--- RECORDS TO USE ---

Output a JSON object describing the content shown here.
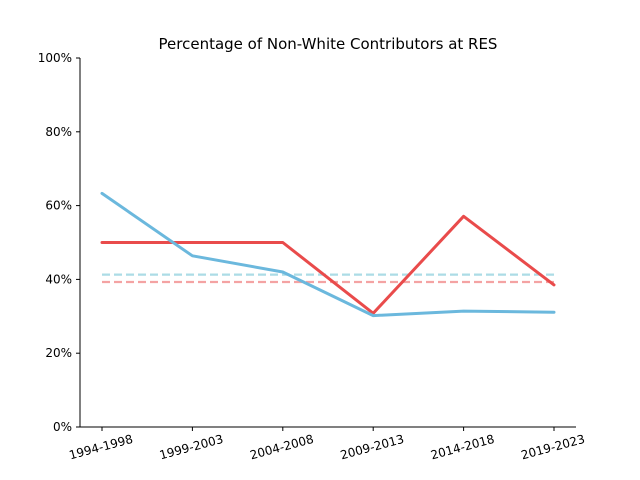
{
  "chart_data": {
    "type": "line",
    "title": "Percentage of Non-White Contributors at RES",
    "xlabel": "",
    "ylabel": "",
    "categories": [
      "1994-1998",
      "1999-2003",
      "2004-2008",
      "2009-2013",
      "2014-2018",
      "2019-2023"
    ],
    "ylim": [
      0,
      100
    ],
    "yticks": [
      0,
      20,
      40,
      60,
      80,
      100
    ],
    "ytick_labels": [
      "0%",
      "20%",
      "40%",
      "60%",
      "80%",
      "100%"
    ],
    "grid": false,
    "legend": "none",
    "series": [
      {
        "color": "#e94b4b",
        "line_style": "solid",
        "values": [
          50,
          50,
          50,
          30.8,
          57.1,
          38.5
        ]
      },
      {
        "color": "#6bb8dd",
        "line_style": "solid",
        "values": [
          63.3,
          46.4,
          42.0,
          30.2,
          31.4,
          31.1
        ]
      },
      {
        "color": "#f4a3a3",
        "line_style": "dashed",
        "values": [
          39.3,
          39.3,
          39.3,
          39.3,
          39.3,
          39.3
        ]
      },
      {
        "color": "#acdce6",
        "line_style": "dashed",
        "values": [
          41.3,
          41.3,
          41.3,
          41.3,
          41.3,
          41.3
        ]
      }
    ]
  }
}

---

WHAT IS EXPECTED
The material above holds pictures; copy everything else in it exactly.

SOLUTION TO THIS EXERCISE
Output a JSON object describing the content shown here.
{
  "chart_data": {
    "type": "line",
    "title": "Percentage of Non-White Contributors at RES",
    "xlabel": "",
    "ylabel": "",
    "categories": [
      "1994-1998",
      "1999-2003",
      "2004-2008",
      "2009-2013",
      "2014-2018",
      "2019-2023"
    ],
    "ylim": [
      0,
      100
    ],
    "yticks": [
      0,
      20,
      40,
      60,
      80,
      100
    ],
    "ytick_labels": [
      "0%",
      "20%",
      "40%",
      "60%",
      "80%",
      "100%"
    ],
    "grid": false,
    "legend": "none",
    "series": [
      {
        "color": "#e94b4b",
        "line_style": "solid",
        "values": [
          50,
          50,
          50,
          30.8,
          57.1,
          38.5
        ]
      },
      {
        "color": "#6bb8dd",
        "line_style": "solid",
        "values": [
          63.3,
          46.4,
          42.0,
          30.2,
          31.4,
          31.1
        ]
      },
      {
        "color": "#f4a3a3",
        "line_style": "dashed",
        "values": [
          39.3,
          39.3,
          39.3,
          39.3,
          39.3,
          39.3
        ]
      },
      {
        "color": "#acdce6",
        "line_style": "dashed",
        "values": [
          41.3,
          41.3,
          41.3,
          41.3,
          41.3,
          41.3
        ]
      }
    ]
  }
}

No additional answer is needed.